■ Supplied material
_ _ _

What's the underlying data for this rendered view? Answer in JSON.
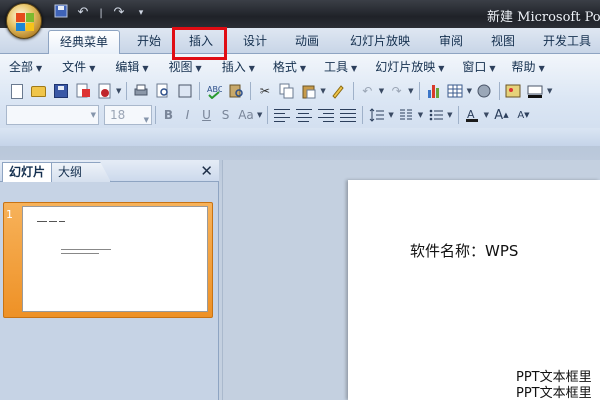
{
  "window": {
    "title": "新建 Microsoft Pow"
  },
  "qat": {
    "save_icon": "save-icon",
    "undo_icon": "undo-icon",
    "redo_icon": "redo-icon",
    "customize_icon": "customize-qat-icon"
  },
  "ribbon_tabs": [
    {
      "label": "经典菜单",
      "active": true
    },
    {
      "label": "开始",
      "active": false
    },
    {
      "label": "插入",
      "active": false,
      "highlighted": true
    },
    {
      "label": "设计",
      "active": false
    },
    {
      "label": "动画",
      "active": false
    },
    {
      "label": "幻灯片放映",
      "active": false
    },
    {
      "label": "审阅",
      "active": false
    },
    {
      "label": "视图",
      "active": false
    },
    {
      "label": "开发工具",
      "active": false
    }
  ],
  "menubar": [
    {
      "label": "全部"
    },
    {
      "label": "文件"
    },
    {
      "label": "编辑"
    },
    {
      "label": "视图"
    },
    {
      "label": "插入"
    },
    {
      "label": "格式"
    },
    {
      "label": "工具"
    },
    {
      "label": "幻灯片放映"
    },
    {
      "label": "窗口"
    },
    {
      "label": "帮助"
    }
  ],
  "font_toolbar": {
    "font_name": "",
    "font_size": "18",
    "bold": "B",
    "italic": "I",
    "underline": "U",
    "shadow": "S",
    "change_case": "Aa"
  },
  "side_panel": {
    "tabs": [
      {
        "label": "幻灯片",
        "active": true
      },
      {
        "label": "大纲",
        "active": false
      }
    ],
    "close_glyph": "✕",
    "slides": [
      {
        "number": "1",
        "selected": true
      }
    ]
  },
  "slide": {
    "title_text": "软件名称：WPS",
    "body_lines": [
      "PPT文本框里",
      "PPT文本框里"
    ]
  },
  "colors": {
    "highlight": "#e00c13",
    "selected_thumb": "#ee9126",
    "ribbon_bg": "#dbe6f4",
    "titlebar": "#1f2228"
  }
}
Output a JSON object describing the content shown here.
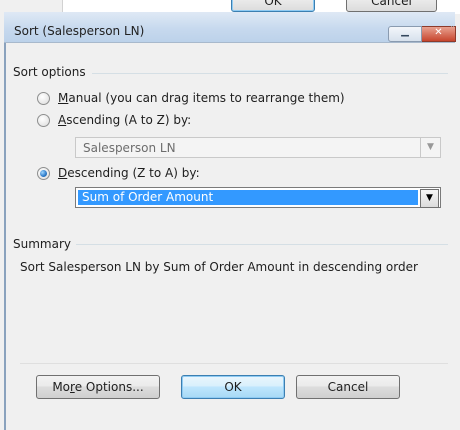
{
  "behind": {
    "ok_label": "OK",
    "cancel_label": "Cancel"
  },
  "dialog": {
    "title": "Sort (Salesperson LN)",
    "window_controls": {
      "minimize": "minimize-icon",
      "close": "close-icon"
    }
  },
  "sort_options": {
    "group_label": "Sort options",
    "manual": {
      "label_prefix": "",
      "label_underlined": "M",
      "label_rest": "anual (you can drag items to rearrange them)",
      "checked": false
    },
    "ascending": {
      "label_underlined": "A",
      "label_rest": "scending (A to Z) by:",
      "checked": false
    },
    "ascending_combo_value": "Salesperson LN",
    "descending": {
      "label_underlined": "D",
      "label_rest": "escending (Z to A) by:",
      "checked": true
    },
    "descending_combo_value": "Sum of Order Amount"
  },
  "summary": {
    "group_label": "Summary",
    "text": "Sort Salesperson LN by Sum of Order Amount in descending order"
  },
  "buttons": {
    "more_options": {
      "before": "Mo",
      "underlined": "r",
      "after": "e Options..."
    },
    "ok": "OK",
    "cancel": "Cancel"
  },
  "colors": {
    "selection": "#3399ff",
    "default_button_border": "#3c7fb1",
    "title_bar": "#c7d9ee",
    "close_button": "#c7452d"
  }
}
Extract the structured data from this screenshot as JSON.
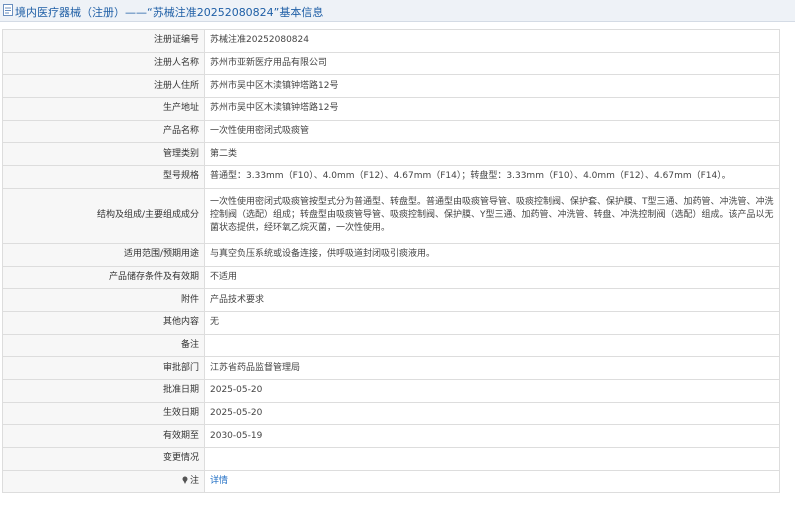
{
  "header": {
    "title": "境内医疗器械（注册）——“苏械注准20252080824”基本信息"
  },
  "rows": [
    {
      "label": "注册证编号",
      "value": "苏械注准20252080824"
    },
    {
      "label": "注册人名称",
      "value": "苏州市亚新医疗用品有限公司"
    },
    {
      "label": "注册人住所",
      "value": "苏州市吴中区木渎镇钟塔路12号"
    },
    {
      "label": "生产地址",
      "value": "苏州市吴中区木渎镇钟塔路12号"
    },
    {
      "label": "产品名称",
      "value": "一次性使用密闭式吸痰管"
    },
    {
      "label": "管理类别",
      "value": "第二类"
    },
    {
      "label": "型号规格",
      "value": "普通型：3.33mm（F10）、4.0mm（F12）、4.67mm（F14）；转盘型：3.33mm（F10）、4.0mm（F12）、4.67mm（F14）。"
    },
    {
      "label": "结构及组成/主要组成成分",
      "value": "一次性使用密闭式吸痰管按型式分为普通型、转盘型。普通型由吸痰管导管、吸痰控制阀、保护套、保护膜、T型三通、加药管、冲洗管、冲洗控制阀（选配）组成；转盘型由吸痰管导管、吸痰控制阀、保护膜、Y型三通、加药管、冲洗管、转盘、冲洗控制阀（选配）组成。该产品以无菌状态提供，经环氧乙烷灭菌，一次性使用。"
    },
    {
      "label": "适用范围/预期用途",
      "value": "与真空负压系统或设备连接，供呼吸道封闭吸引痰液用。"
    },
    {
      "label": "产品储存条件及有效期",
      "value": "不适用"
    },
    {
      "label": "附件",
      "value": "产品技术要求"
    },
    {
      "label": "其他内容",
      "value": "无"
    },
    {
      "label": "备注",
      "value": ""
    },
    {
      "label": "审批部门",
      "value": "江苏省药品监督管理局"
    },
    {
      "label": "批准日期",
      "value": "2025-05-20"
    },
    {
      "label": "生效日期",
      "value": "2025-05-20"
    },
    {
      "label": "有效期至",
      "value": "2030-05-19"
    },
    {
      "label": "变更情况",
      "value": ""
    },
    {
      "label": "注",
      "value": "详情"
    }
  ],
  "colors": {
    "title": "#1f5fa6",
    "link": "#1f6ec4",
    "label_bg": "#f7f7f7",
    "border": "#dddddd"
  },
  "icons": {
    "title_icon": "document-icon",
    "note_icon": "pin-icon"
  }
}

_ _ _

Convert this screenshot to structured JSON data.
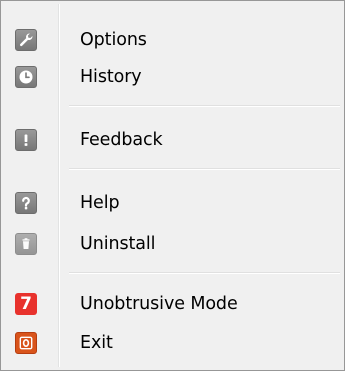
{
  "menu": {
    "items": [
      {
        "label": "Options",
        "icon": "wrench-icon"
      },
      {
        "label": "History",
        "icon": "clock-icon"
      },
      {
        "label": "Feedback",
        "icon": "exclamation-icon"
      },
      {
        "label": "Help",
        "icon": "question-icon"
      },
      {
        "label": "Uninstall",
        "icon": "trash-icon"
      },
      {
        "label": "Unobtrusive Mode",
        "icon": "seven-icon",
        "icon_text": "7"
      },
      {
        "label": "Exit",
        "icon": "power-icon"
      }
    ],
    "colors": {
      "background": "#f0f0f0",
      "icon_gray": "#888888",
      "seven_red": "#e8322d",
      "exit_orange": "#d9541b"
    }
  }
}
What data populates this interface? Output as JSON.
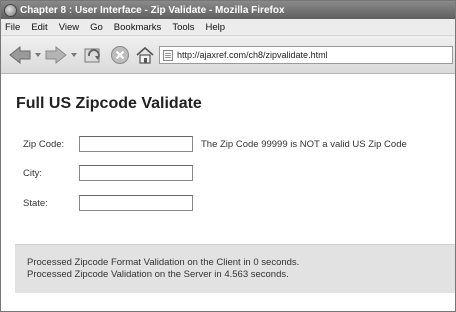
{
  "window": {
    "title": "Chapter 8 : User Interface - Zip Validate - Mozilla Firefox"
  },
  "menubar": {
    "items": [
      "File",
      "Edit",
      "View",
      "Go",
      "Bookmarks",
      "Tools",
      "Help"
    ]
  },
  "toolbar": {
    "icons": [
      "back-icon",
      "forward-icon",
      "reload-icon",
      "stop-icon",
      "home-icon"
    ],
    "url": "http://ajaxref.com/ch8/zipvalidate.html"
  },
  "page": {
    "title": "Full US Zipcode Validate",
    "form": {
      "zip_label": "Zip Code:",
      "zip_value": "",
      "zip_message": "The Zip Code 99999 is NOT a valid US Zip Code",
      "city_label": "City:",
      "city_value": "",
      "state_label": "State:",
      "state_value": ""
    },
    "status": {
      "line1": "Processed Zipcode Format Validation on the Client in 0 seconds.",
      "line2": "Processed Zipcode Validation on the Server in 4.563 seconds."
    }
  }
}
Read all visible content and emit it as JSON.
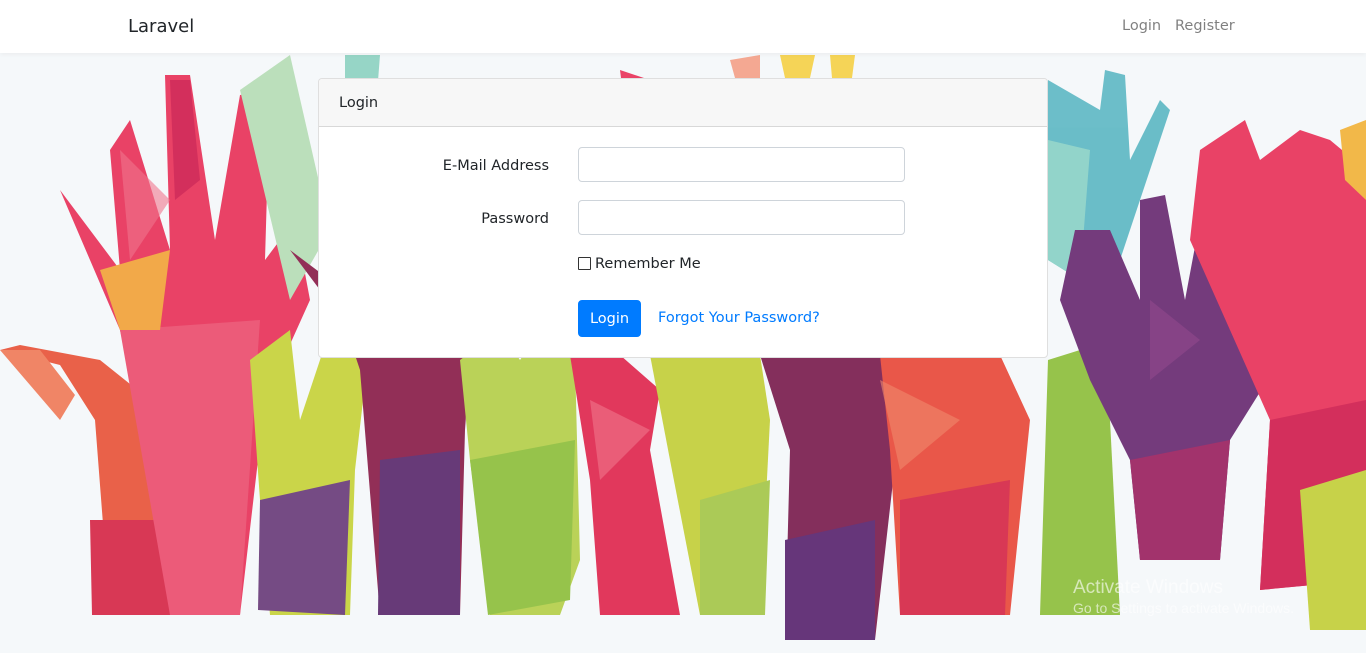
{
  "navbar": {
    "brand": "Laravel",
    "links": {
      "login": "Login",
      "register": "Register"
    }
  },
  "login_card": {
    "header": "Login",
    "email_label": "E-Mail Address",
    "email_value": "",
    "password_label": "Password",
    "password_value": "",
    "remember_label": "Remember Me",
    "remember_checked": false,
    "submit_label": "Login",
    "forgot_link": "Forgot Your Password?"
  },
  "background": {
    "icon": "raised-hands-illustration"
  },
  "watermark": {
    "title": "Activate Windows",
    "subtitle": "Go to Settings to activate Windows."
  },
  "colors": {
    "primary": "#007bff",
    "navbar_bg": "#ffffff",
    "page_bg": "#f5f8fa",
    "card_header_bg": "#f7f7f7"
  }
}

_ _ _

In the records above, find the lines containing "Zipcode" and copy them.

    "title": "Full US Zipcode Validate",
      "line1": "Processed Zipcode Format Validation on the Client in 0 seconds.",
      "line2": "Processed Zipcode Validation on the Server in 4.563 seconds."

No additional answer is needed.